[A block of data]
* begin *

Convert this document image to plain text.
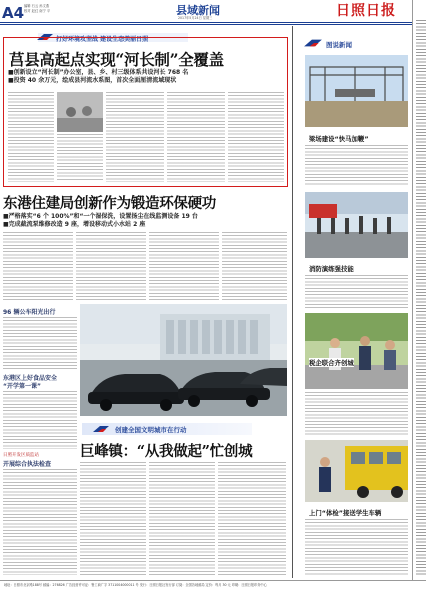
A4 编辑 石云 孙文燕
校对 赵红 南宁 平	县域新闻
2017年5月24日 星期三	日照日报
打好环境攻坚战 建设生态美丽日照
莒县高起点实现“河长制”全覆盖
■创新设立“河长制”办公室，县、乡、村三级体系共设河长 768 名
■投资 40 余万元，绘成县河流水系图，首次全面厘清流域现状
东港住建局创新作为锻造环保硬功
■严格落实“6 个 100%”和“一个湿保洗，设置扬尘在线监测设备 19 台
■完成截流泵维修改造 9 座，增设移动式小水站 2 座
96 辆公车阳光出行
东港区上好食品安全
“开学第一课”
日照开发区质监站
开展综合执法检查
创建全国文明城市在行动
巨峰镇：“从我做起”忙创城
图说新闻
梁场建设“快马加鞭”
消防演练强技能
税企联合齐创城
上门“体检”接送学生车辆
地址：日照市北京路188号 邮编：276826 广告经营许可证：鲁工商广字 3711004000011 号 发行：日照日报社发行部 订阅：全国各地邮局 定价：每月 30 元 印刷：日照日报印务中心
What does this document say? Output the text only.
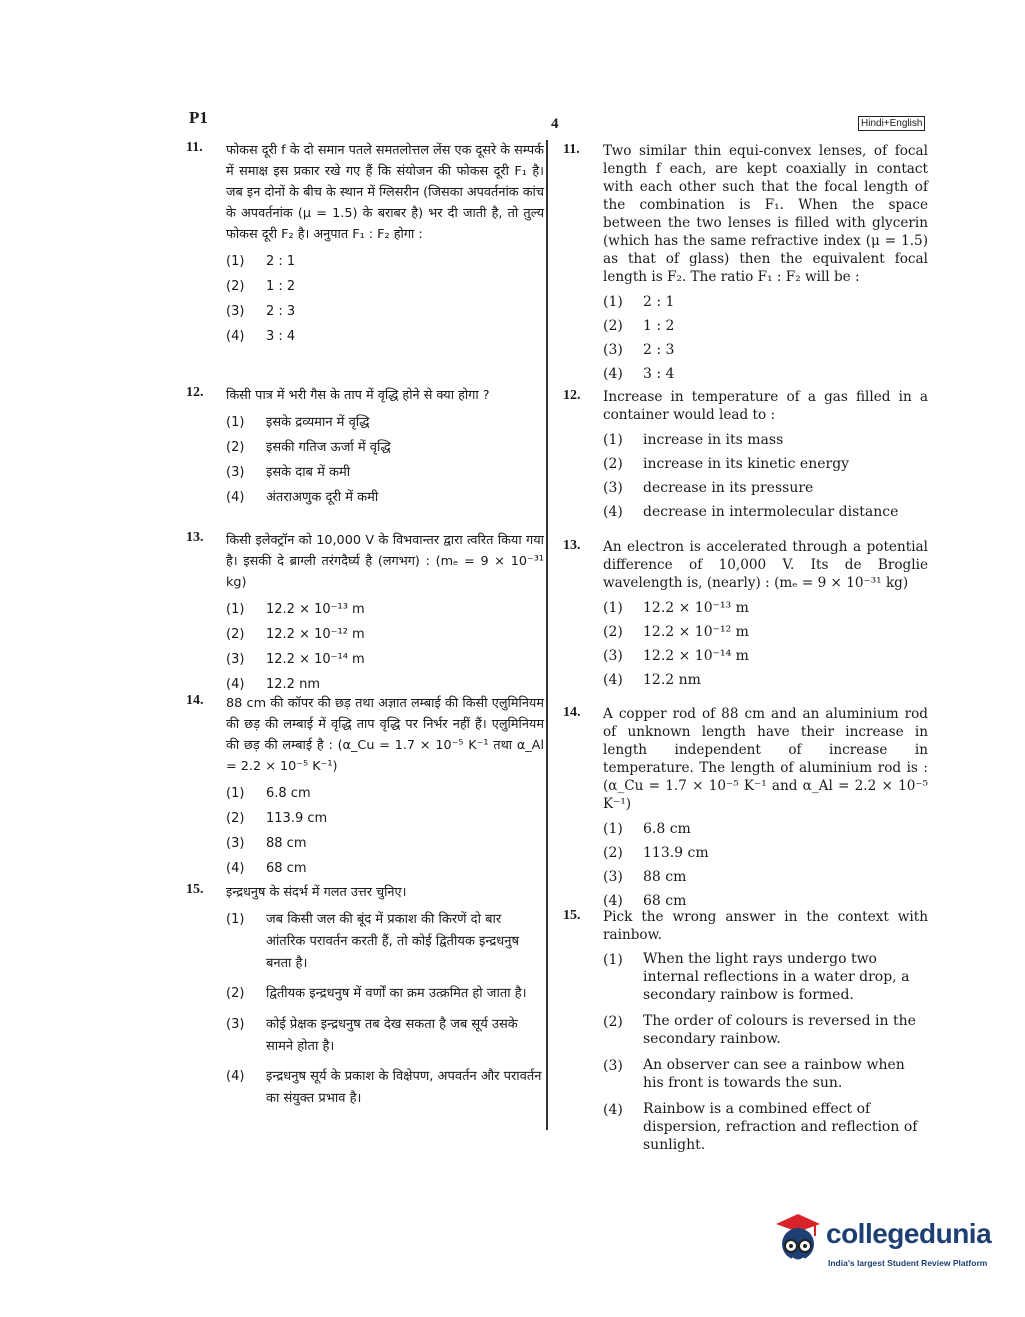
P1	4	Hindi+English
11. फोकस दूरी f के दो समान पतले समतलोत्तल लेंस एक दूसरे के सम्पर्क में समाक्ष इस प्रकार रखे गए हैं कि संयोजन की फोकस दूरी F₁ है। जब इन दोनों के बीच के स्थान में ग्लिसरीन (जिसका अपवर्तनांक कांच के अपवर्तनांक (μ = 1.5) के बराबर है) भर दी जाती है, तो तुल्य फोकस दूरी F₂ है। अनुपात F₁ : F₂ होगा :
(1)	2 : 1
(2)	1 : 2
(3)	2 : 3
(4)	3 : 4
12. किसी पात्र में भरी गैस के ताप में वृद्धि होने से क्या होगा ?
(1)	इसके द्रव्यमान में वृद्धि
(2)	इसकी गतिज ऊर्जा में वृद्धि
(3)	इसके दाब में कमी
(4)	अंतराअणुक दूरी में कमी
13. किसी इलेक्ट्रॉन को 10,000 V के विभवान्तर द्वारा त्वरित किया गया है। इसकी दे ब्राग्ली तरंगदैर्घ्य है (लगभग) : (mₑ = 9 × 10⁻³¹ kg)
(1)	12.2 × 10⁻¹³ m
(2)	12.2 × 10⁻¹² m
(3)	12.2 × 10⁻¹⁴ m
(4)	12.2 nm
14. 88 cm की कॉपर की छड़ तथा अज्ञात लम्बाई की किसी एलुमिनियम की छड़ की लम्बाई में वृद्धि ताप वृद्धि पर निर्भर नहीं हैं। एलुमिनियम की छड़ की लम्बाई है : (α_Cu = 1.7 × 10⁻⁵ K⁻¹ तथा α_Al = 2.2 × 10⁻⁵ K⁻¹)
(1)	6.8 cm
(2)	113.9 cm
(3)	88 cm
(4)	68 cm
15. इन्द्रधनुष के संदर्भ में गलत उत्तर चुनिए।
(1)	जब किसी जल की बूंद में प्रकाश की किरणें दो बार आंतरिक परावर्तन करती हैं, तो कोई द्वितीयक इन्द्रधनुष बनता है।
(2)	द्वितीयक इन्द्रधनुष में वर्णों का क्रम उत्क्रमित हो जाता है।
(3)	कोई प्रेक्षक इन्द्रधनुष तब देख सकता है जब सूर्य उसके सामने होता है।
(4)	इन्द्रधनुष सूर्य के प्रकाश के विक्षेपण, अपवर्तन और परावर्तन का संयुक्त प्रभाव है।
11. Two similar thin equi-convex lenses, of focal length f each, are kept coaxially in contact with each other such that the focal length of the combination is F₁. When the space between the two lenses is filled with glycerin (which has the same refractive index (μ = 1.5) as that of glass) then the equivalent focal length is F₂. The ratio F₁ : F₂ will be :
(1)	2 : 1
(2)	1 : 2
(3)	2 : 3
(4)	3 : 4
12. Increase in temperature of a gas filled in a container would lead to :
(1)	increase in its mass
(2)	increase in its kinetic energy
(3)	decrease in its pressure
(4)	decrease in intermolecular distance
13. An electron is accelerated through a potential difference of 10,000 V. Its de Broglie wavelength is, (nearly) : (mₑ = 9 × 10⁻³¹ kg)
(1)	12.2 × 10⁻¹³ m
(2)	12.2 × 10⁻¹² m
(3)	12.2 × 10⁻¹⁴ m
(4)	12.2 nm
14. A copper rod of 88 cm and an aluminium rod of unknown length have their increase in length independent of increase in temperature. The length of aluminium rod is : (α_Cu = 1.7 × 10⁻⁵ K⁻¹ and α_Al = 2.2 × 10⁻⁵ K⁻¹)
(1)	6.8 cm
(2)	113.9 cm
(3)	88 cm
(4)	68 cm
15. Pick the wrong answer in the context with rainbow.
(1)	When the light rays undergo two internal reflections in a water drop, a secondary rainbow is formed.
(2)	The order of colours is reversed in the secondary rainbow.
(3)	An observer can see a rainbow when his front is towards the sun.
(4)	Rainbow is a combined effect of dispersion, refraction and reflection of sunlight.
collegedunia
India's largest Student Review Platform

* end *

Task goal.
Transcribe all of the records above character for character. Exclude the pictures.

Solution for this task.
Convert this document image to plain text.
A4 编辑 石云 孙文燕
校对 赵红 南宁 平	县域新闻
2017年5月24日 星期三	日照日报
打好环境攻坚战 建设生态美丽日照
莒县高起点实现“河长制”全覆盖
■创新设立“河长制”办公室，县、乡、村三级体系共设河长 768 名
■投资 40 余万元，绘成县河流水系图，首次全面厘清流域现状
东港住建局创新作为锻造环保硬功
■严格落实“6 个 100%”和“一个湿保洗，设置扬尘在线监测设备 19 台
■完成截流泵维修改造 9 座，增设移动式小水站 2 座
96 辆公车阳光出行
东港区上好食品安全
“开学第一课”
日照开发区质监站
开展综合执法检查
创建全国文明城市在行动
巨峰镇：“从我做起”忙创城
图说新闻
梁场建设“快马加鞭”
消防演练强技能
税企联合齐创城
上门“体检”接送学生车辆
地址：日照市北京路188号 邮编：276826 广告经营许可证：鲁工商广字 3711004000011 号 发行：日照日报社发行部 订阅：全国各地邮局 定价：每月 30 元 印刷：日照日报印务中心
What does this document say? Output the text only.
P1	4	Hindi+English
11. फोकस दूरी f के दो समान पतले समतलोत्तल लेंस एक दूसरे के सम्पर्क में समाक्ष इस प्रकार रखे गए हैं कि संयोजन की फोकस दूरी F₁ है। जब इन दोनों के बीच के स्थान में ग्लिसरीन (जिसका अपवर्तनांक कांच के अपवर्तनांक (μ = 1.5) के बराबर है) भर दी जाती है, तो तुल्य फोकस दूरी F₂ है। अनुपात F₁ : F₂ होगा :
(1)	2 : 1
(2)	1 : 2
(3)	2 : 3
(4)	3 : 4
12. किसी पात्र में भरी गैस के ताप में वृद्धि होने से क्या होगा ?
(1)	इसके द्रव्यमान में वृद्धि
(2)	इसकी गतिज ऊर्जा में वृद्धि
(3)	इसके दाब में कमी
(4)	अंतराअणुक दूरी में कमी
13. किसी इलेक्ट्रॉन को 10,000 V के विभवान्तर द्वारा त्वरित किया गया है। इसकी दे ब्राग्ली तरंगदैर्घ्य है (लगभग) : (mₑ = 9 × 10⁻³¹ kg)
(1)	12.2 × 10⁻¹³ m
(2)	12.2 × 10⁻¹² m
(3)	12.2 × 10⁻¹⁴ m
(4)	12.2 nm
14. 88 cm की कॉपर की छड़ तथा अज्ञात लम्बाई की किसी एलुमिनियम की छड़ की लम्बाई में वृद्धि ताप वृद्धि पर निर्भर नहीं हैं। एलुमिनियम की छड़ की लम्बाई है : (α_Cu = 1.7 × 10⁻⁵ K⁻¹ तथा α_Al = 2.2 × 10⁻⁵ K⁻¹)
(1)	6.8 cm
(2)	113.9 cm
(3)	88 cm
(4)	68 cm
15. इन्द्रधनुष के संदर्भ में गलत उत्तर चुनिए।
(1)	जब किसी जल की बूंद में प्रकाश की किरणें दो बार आंतरिक परावर्तन करती हैं, तो कोई द्वितीयक इन्द्रधनुष बनता है।
(2)	द्वितीयक इन्द्रधनुष में वर्णों का क्रम उत्क्रमित हो जाता है।
(3)	कोई प्रेक्षक इन्द्रधनुष तब देख सकता है जब सूर्य उसके सामने होता है।
(4)	इन्द्रधनुष सूर्य के प्रकाश के विक्षेपण, अपवर्तन और परावर्तन का संयुक्त प्रभाव है।
11. Two similar thin equi-convex lenses, of focal length f each, are kept coaxially in contact with each other such that the focal length of the combination is F₁. When the space between the two lenses is filled with glycerin (which has the same refractive index (μ = 1.5) as that of glass) then the equivalent focal length is F₂. The ratio F₁ : F₂ will be :
(1)	2 : 1
(2)	1 : 2
(3)	2 : 3
(4)	3 : 4
12. Increase in temperature of a gas filled in a container would lead to :
(1)	increase in its mass
(2)	increase in its kinetic energy
(3)	decrease in its pressure
(4)	decrease in intermolecular distance
13. An electron is accelerated through a potential difference of 10,000 V. Its de Broglie wavelength is, (nearly) : (mₑ = 9 × 10⁻³¹ kg)
(1)	12.2 × 10⁻¹³ m
(2)	12.2 × 10⁻¹² m
(3)	12.2 × 10⁻¹⁴ m
(4)	12.2 nm
14. A copper rod of 88 cm and an aluminium rod of unknown length have their increase in length independent of increase in temperature. The length of aluminium rod is : (α_Cu = 1.7 × 10⁻⁵ K⁻¹ and α_Al = 2.2 × 10⁻⁵ K⁻¹)
(1)	6.8 cm
(2)	113.9 cm
(3)	88 cm
(4)	68 cm
15. Pick the wrong answer in the context with rainbow.
(1)	When the light rays undergo two internal reflections in a water drop, a secondary rainbow is formed.
(2)	The order of colours is reversed in the secondary rainbow.
(3)	An observer can see a rainbow when his front is towards the sun.
(4)	Rainbow is a combined effect of dispersion, refraction and reflection of sunlight.
collegedunia
India's largest Student Review Platform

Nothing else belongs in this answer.